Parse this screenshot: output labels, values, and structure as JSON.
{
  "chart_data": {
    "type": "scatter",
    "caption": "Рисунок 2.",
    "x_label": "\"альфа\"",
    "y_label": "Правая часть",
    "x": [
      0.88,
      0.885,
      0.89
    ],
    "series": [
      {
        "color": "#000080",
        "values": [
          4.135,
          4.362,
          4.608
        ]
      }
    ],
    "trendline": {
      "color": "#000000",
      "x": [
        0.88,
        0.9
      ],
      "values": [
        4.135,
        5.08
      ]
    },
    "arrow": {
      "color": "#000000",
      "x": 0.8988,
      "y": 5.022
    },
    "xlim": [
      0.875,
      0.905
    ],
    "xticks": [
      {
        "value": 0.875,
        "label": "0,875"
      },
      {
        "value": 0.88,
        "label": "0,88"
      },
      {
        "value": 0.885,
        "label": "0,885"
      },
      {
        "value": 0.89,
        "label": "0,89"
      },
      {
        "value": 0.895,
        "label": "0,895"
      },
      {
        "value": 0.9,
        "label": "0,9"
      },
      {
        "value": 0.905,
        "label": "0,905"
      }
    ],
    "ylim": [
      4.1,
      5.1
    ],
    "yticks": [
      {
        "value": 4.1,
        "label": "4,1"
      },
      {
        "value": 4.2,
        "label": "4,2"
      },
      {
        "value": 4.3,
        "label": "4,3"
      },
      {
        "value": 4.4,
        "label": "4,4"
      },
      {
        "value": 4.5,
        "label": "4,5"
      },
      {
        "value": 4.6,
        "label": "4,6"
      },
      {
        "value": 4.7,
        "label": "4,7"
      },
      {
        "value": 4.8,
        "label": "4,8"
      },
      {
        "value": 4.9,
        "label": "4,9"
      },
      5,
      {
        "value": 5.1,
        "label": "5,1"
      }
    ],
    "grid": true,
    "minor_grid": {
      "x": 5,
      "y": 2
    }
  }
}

Task directions: Quote all of the entries verbatim.

Solution for this exercise:
Parse this screenshot: output labels, values, and structure as JSON.
{
  "chart_data": {
    "type": "scatter",
    "caption": "Рисунок 2.",
    "x_label": "\"альфа\"",
    "y_label": "Правая часть",
    "x": [
      0.88,
      0.885,
      0.89
    ],
    "series": [
      {
        "color": "#000080",
        "values": [
          4.135,
          4.362,
          4.608
        ]
      }
    ],
    "trendline": {
      "color": "#000000",
      "x": [
        0.88,
        0.9
      ],
      "values": [
        4.135,
        5.08
      ]
    },
    "arrow": {
      "color": "#000000",
      "x": 0.8988,
      "y": 5.022
    },
    "xlim": [
      0.875,
      0.905
    ],
    "xticks": [
      {
        "value": 0.875,
        "label": "0,875"
      },
      {
        "value": 0.88,
        "label": "0,88"
      },
      {
        "value": 0.885,
        "label": "0,885"
      },
      {
        "value": 0.89,
        "label": "0,89"
      },
      {
        "value": 0.895,
        "label": "0,895"
      },
      {
        "value": 0.9,
        "label": "0,9"
      },
      {
        "value": 0.905,
        "label": "0,905"
      }
    ],
    "ylim": [
      4.1,
      5.1
    ],
    "yticks": [
      {
        "value": 4.1,
        "label": "4,1"
      },
      {
        "value": 4.2,
        "label": "4,2"
      },
      {
        "value": 4.3,
        "label": "4,3"
      },
      {
        "value": 4.4,
        "label": "4,4"
      },
      {
        "value": 4.5,
        "label": "4,5"
      },
      {
        "value": 4.6,
        "label": "4,6"
      },
      {
        "value": 4.7,
        "label": "4,7"
      },
      {
        "value": 4.8,
        "label": "4,8"
      },
      {
        "value": 4.9,
        "label": "4,9"
      },
      5,
      {
        "value": 5.1,
        "label": "5,1"
      }
    ],
    "grid": true,
    "minor_grid": {
      "x": 5,
      "y": 2
    }
  }
}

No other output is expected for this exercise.